## CHALLENGE
Extract the full set of records, then give each one again exactly.

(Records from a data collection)

+++

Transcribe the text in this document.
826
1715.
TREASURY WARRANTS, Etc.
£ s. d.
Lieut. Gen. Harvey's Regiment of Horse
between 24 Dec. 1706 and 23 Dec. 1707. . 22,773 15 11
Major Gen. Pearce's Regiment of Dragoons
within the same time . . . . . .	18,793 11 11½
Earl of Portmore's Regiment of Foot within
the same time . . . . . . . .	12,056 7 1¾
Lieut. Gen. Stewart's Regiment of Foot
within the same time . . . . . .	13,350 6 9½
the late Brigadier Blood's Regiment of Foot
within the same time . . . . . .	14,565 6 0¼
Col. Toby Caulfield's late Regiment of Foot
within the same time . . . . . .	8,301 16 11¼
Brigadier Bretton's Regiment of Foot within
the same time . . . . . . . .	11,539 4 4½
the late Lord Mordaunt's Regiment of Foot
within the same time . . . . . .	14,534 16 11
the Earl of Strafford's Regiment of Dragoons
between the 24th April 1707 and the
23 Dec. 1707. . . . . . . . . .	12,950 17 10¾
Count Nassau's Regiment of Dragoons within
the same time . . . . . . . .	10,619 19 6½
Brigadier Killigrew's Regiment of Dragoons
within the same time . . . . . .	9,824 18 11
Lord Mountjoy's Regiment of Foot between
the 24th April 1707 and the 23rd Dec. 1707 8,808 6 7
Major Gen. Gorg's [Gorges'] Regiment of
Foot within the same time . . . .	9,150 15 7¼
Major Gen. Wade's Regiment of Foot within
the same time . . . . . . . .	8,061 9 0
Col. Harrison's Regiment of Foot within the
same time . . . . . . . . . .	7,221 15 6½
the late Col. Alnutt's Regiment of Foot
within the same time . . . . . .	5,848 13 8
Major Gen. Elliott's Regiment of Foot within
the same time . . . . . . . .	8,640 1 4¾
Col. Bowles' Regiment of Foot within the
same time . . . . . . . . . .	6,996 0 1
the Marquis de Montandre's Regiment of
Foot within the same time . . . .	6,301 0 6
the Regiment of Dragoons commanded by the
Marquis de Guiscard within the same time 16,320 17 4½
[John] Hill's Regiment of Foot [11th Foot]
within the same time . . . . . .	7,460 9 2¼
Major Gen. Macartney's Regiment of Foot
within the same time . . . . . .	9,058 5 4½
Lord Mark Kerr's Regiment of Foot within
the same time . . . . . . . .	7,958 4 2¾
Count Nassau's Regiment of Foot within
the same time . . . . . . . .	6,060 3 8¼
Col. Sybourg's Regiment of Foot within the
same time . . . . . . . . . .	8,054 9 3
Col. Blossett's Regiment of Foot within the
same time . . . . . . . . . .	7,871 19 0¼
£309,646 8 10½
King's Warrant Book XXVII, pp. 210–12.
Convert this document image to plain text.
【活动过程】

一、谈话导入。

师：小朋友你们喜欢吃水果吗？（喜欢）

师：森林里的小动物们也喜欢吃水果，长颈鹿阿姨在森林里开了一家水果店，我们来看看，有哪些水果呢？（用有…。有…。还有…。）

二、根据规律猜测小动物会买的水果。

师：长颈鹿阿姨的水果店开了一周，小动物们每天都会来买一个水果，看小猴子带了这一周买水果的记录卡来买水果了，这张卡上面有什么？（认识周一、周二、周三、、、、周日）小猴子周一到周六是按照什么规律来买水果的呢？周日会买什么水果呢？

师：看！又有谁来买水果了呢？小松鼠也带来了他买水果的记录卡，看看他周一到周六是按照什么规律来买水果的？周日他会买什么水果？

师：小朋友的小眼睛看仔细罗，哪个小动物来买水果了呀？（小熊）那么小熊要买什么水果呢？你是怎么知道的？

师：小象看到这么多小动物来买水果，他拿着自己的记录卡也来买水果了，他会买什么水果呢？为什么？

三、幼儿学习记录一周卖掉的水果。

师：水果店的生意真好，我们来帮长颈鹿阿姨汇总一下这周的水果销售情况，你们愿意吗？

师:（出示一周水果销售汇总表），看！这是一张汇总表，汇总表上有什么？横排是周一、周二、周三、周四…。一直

+++

## SOLUTION FOR THIS PROBLEM
Transcribe the text in this document.
826
1715.
TREASURY WARRANTS, Etc.
£ s. d.
Lieut. Gen. Harvey's Regiment of Horse
between 24 Dec. 1706 and 23 Dec. 1707. . 22,773 15 11
Major Gen. Pearce's Regiment of Dragoons
within the same time . . . . . .	18,793 11 11½
Earl of Portmore's Regiment of Foot within
the same time . . . . . . . .	12,056 7 1¾
Lieut. Gen. Stewart's Regiment of Foot
within the same time . . . . . .	13,350 6 9½
the late Brigadier Blood's Regiment of Foot
within the same time . . . . . .	14,565 6 0¼
Col. Toby Caulfield's late Regiment of Foot
within the same time . . . . . .	8,301 16 11¼
Brigadier Bretton's Regiment of Foot within
the same time . . . . . . . .	11,539 4 4½
the late Lord Mordaunt's Regiment of Foot
within the same time . . . . . .	14,534 16 11
the Earl of Strafford's Regiment of Dragoons
between the 24th April 1707 and the
23 Dec. 1707. . . . . . . . . .	12,950 17 10¾
Count Nassau's Regiment of Dragoons within
the same time . . . . . . . .	10,619 19 6½
Brigadier Killigrew's Regiment of Dragoons
within the same time . . . . . .	9,824 18 11
Lord Mountjoy's Regiment of Foot between
the 24th April 1707 and the 23rd Dec. 1707 8,808 6 7
Major Gen. Gorg's [Gorges'] Regiment of
Foot within the same time . . . .	9,150 15 7¼
Major Gen. Wade's Regiment of Foot within
the same time . . . . . . . .	8,061 9 0
Col. Harrison's Regiment of Foot within the
same time . . . . . . . . . .	7,221 15 6½
the late Col. Alnutt's Regiment of Foot
within the same time . . . . . .	5,848 13 8
Major Gen. Elliott's Regiment of Foot within
the same time . . . . . . . .	8,640 1 4¾
Col. Bowles' Regiment of Foot within the
same time . . . . . . . . . .	6,996 0 1
the Marquis de Montandre's Regiment of
Foot within the same time . . . .	6,301 0 6
the Regiment of Dragoons commanded by the
Marquis de Guiscard within the same time 16,320 17 4½
[John] Hill's Regiment of Foot [11th Foot]
within the same time . . . . . .	7,460 9 2¼
Major Gen. Macartney's Regiment of Foot
within the same time . . . . . .	9,058 5 4½
Lord Mark Kerr's Regiment of Foot within
the same time . . . . . . . .	7,958 4 2¾
Count Nassau's Regiment of Foot within
the same time . . . . . . . .	6,060 3 8¼
Col. Sybourg's Regiment of Foot within the
same time . . . . . . . . . .	8,054 9 3
Col. Blossett's Regiment of Foot within the
same time . . . . . . . . . .	7,871 19 0¼
£309,646 8 10½
King's Warrant Book XXVII, pp. 210–12.
Convert this document image to plain text.
【活动过程】

一、谈话导入。

师：小朋友你们喜欢吃水果吗？（喜欢）

师：森林里的小动物们也喜欢吃水果，长颈鹿阿姨在森林里开了一家水果店，我们来看看，有哪些水果呢？（用有…。有…。还有…。）

二、根据规律猜测小动物会买的水果。

师：长颈鹿阿姨的水果店开了一周，小动物们每天都会来买一个水果，看小猴子带了这一周买水果的记录卡来买水果了，这张卡上面有什么？（认识周一、周二、周三、、、、周日）小猴子周一到周六是按照什么规律来买水果的呢？周日会买什么水果呢？

师：看！又有谁来买水果了呢？小松鼠也带来了他买水果的记录卡，看看他周一到周六是按照什么规律来买水果的？周日他会买什么水果？

师：小朋友的小眼睛看仔细罗，哪个小动物来买水果了呀？（小熊）那么小熊要买什么水果呢？你是怎么知道的？

师：小象看到这么多小动物来买水果，他拿着自己的记录卡也来买水果了，他会买什么水果呢？为什么？

三、幼儿学习记录一周卖掉的水果。

师：水果店的生意真好，我们来帮长颈鹿阿姨汇总一下这周的水果销售情况，你们愿意吗？

师:（出示一周水果销售汇总表），看！这是一张汇总表，汇总表上有什么？横排是周一、周二、周三、周四…。一直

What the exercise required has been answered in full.